Job
Give only the number of lines in these records that contain the word "деятельности".

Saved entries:
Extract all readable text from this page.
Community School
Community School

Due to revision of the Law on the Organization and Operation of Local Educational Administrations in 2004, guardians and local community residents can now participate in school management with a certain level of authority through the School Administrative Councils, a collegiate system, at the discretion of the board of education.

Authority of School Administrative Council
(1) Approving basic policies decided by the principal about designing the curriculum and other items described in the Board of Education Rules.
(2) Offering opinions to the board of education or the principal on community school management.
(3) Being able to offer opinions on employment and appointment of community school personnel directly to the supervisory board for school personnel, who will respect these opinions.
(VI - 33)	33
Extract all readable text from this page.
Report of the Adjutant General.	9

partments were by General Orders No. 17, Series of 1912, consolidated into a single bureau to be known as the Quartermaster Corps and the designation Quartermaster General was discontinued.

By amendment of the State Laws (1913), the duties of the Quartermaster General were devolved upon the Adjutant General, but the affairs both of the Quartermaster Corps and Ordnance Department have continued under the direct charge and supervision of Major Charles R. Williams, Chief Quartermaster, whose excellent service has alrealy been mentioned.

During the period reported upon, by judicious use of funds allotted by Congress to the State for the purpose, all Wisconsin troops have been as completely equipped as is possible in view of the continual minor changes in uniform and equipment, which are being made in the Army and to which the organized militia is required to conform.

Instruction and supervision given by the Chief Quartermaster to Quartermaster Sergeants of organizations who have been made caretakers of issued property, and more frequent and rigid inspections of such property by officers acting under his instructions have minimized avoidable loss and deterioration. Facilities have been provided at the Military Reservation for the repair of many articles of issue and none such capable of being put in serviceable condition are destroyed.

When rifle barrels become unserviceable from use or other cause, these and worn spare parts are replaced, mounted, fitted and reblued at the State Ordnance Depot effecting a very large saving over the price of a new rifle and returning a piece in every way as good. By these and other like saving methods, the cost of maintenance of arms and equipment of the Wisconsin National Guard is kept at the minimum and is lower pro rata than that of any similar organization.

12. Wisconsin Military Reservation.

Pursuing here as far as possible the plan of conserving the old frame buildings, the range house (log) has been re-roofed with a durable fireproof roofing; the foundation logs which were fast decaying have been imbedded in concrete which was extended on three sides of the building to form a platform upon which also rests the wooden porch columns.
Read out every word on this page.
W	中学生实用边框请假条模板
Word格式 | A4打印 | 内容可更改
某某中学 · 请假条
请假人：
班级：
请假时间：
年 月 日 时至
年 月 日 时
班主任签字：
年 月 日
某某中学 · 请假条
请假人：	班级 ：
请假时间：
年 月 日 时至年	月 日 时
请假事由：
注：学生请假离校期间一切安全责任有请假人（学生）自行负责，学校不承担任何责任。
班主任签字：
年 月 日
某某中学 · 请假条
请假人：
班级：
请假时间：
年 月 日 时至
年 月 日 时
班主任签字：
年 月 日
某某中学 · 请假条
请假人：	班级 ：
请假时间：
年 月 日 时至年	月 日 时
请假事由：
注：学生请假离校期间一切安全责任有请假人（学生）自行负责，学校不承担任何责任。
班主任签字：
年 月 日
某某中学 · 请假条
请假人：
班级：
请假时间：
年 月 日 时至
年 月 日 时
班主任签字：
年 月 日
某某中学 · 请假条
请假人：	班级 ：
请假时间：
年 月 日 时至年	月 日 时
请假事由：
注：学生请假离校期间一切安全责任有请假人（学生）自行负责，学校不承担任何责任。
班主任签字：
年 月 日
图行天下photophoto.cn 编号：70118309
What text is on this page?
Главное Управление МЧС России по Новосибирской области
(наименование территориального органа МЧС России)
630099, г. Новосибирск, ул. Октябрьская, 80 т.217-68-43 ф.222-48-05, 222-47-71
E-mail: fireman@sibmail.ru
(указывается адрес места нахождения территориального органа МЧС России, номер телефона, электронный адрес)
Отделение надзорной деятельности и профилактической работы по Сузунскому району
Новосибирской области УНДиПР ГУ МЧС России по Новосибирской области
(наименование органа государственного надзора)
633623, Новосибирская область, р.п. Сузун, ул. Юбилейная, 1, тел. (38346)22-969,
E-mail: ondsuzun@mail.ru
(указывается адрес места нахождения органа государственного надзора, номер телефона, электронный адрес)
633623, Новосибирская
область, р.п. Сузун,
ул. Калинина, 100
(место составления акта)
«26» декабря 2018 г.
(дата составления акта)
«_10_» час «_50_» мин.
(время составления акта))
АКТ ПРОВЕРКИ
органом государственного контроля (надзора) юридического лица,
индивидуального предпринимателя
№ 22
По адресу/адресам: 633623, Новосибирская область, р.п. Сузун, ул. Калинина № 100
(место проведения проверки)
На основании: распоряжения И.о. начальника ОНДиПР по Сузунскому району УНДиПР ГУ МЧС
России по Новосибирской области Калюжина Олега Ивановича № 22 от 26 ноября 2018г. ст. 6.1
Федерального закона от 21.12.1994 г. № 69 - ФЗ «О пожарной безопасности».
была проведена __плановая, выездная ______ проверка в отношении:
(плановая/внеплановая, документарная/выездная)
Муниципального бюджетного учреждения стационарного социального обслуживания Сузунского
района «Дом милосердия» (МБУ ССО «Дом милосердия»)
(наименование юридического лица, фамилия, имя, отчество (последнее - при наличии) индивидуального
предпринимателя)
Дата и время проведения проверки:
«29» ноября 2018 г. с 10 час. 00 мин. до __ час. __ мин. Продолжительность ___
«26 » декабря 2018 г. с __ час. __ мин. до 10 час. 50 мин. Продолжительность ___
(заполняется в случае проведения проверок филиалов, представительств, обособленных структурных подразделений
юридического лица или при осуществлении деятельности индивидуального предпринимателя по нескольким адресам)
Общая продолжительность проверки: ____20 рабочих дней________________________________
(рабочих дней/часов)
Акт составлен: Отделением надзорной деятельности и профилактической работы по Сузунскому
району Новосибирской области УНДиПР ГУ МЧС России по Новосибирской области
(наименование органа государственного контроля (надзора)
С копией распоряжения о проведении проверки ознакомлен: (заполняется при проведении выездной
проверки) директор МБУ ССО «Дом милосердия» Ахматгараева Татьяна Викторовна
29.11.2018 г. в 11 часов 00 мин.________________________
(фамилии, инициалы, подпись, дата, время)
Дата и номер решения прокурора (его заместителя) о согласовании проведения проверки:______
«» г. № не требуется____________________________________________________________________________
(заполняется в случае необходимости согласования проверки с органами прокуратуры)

Result
3